• **Records supplied**
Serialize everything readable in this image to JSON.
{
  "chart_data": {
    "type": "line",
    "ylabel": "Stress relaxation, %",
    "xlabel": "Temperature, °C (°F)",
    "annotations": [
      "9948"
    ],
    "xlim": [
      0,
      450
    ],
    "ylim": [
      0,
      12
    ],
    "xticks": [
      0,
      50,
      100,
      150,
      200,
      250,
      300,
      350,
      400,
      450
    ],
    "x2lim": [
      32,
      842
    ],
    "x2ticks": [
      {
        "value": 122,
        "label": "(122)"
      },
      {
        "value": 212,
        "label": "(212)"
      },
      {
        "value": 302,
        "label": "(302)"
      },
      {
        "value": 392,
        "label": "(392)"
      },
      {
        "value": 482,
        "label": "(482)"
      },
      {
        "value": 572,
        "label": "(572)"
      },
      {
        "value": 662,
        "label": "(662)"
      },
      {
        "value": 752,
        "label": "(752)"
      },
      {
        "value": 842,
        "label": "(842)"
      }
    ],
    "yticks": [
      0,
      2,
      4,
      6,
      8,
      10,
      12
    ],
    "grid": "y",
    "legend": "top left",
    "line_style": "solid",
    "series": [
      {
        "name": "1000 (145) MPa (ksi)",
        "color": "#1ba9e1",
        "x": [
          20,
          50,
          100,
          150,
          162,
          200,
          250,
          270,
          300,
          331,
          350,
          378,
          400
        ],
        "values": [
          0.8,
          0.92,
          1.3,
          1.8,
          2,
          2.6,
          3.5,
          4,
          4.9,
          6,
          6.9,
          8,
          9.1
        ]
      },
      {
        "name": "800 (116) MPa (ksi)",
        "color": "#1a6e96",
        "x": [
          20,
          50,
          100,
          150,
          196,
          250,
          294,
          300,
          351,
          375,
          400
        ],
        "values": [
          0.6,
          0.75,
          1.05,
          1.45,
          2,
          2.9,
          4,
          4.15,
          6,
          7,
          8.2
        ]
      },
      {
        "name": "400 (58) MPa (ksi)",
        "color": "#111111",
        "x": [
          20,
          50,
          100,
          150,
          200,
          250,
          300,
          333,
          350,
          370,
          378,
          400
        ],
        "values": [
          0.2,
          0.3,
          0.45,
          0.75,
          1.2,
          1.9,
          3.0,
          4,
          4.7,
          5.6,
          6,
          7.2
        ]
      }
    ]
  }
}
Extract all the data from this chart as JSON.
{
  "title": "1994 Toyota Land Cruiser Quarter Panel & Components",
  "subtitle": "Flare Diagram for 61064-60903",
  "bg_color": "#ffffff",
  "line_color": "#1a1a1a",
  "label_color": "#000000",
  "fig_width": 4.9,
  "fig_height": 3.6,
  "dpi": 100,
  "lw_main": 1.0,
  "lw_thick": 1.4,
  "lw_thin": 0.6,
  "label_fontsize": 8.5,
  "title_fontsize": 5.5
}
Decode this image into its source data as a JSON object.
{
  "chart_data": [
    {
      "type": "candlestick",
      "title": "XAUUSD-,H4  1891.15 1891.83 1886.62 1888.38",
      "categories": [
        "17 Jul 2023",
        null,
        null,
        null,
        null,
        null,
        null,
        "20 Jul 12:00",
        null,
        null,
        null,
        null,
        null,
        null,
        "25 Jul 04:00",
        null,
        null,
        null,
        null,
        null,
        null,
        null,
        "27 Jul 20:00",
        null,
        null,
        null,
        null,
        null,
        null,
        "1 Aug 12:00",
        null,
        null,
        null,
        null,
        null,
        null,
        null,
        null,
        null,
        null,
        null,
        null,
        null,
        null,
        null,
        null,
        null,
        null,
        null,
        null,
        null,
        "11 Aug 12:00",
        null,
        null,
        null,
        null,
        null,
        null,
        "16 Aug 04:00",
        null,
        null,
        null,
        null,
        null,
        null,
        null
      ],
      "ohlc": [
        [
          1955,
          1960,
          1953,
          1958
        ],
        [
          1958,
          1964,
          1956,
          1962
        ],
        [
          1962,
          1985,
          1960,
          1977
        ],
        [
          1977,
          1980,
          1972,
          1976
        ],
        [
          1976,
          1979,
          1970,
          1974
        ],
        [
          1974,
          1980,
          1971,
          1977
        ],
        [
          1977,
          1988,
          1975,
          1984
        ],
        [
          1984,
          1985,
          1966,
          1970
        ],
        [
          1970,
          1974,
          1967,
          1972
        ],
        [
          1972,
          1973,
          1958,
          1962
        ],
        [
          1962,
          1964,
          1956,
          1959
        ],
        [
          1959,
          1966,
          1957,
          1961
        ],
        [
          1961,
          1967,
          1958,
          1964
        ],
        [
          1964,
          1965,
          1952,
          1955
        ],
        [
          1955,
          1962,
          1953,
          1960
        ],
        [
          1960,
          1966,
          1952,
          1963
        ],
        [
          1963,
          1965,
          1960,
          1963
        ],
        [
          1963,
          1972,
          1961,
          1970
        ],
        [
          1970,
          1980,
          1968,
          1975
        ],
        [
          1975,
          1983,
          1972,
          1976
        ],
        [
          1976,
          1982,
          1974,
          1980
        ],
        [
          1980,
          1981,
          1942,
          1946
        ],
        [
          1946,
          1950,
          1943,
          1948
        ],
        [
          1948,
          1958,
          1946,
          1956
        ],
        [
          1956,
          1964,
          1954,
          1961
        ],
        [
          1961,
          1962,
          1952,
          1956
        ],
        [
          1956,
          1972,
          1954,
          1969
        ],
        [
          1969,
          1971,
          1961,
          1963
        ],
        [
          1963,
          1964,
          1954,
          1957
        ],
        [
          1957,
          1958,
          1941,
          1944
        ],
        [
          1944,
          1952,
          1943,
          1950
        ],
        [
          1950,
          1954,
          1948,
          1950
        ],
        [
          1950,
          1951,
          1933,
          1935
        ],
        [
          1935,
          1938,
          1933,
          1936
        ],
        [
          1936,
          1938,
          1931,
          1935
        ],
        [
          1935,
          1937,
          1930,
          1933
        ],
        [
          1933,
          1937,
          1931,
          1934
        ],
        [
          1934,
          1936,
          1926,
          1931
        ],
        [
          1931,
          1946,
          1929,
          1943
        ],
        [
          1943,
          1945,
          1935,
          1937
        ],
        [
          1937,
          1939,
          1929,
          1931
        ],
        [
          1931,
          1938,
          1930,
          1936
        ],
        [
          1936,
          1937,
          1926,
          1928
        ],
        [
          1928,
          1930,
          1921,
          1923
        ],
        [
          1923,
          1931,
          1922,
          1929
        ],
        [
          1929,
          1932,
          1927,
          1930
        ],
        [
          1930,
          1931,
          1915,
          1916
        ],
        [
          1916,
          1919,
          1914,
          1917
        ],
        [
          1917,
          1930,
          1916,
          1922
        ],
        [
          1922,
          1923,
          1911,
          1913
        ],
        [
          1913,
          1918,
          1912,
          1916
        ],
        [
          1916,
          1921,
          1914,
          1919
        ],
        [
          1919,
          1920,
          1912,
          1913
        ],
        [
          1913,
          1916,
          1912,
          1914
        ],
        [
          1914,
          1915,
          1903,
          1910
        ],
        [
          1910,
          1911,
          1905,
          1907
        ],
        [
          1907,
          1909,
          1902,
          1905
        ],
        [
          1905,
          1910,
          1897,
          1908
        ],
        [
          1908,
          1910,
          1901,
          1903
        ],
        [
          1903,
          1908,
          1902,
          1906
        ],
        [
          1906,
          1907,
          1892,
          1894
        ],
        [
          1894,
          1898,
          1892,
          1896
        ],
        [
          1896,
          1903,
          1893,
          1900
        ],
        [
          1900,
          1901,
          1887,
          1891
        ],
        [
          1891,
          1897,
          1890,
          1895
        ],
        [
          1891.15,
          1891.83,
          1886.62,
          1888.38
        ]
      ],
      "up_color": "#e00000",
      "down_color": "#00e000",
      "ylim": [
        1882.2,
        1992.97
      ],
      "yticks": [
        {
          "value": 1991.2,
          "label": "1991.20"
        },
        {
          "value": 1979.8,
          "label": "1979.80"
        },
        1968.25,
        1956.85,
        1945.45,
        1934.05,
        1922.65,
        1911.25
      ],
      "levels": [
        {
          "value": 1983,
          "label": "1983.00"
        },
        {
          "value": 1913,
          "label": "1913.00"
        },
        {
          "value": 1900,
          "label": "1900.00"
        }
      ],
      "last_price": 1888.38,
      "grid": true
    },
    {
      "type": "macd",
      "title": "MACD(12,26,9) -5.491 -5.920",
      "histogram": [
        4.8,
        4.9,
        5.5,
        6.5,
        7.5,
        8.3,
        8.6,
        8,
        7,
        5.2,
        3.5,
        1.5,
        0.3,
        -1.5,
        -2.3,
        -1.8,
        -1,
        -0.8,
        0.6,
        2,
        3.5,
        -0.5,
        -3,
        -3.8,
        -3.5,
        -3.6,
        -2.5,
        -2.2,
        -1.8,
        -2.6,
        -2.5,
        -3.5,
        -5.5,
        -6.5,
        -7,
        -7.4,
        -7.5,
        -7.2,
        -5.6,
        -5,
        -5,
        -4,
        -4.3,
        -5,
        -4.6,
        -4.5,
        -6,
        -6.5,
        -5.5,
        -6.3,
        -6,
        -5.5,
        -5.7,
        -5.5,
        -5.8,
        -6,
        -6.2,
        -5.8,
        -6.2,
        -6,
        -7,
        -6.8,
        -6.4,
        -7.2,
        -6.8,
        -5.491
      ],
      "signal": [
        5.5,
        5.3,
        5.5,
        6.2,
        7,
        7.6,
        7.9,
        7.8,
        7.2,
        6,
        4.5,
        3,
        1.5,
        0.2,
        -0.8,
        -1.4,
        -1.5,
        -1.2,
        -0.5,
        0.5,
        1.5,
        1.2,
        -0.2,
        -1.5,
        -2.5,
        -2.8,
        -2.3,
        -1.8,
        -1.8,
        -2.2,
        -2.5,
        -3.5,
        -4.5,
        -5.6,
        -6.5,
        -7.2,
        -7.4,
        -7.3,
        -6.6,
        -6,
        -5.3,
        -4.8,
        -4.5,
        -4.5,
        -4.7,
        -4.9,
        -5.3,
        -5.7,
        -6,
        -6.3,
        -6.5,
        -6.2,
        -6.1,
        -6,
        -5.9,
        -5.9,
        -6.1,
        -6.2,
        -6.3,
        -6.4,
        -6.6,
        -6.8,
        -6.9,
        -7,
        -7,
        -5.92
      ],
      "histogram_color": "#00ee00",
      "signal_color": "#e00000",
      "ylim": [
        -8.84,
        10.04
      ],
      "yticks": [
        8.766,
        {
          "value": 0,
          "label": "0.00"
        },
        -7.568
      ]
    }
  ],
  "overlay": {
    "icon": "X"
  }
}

• **What is expected**
Check each line of the records above for "name", and copy those that have it.

• **Solution**
        "name": "1000 (145) MPa (ksi)",
        "name": "800 (116) MPa (ksi)",
        "name": "400 (58) MPa (ksi)",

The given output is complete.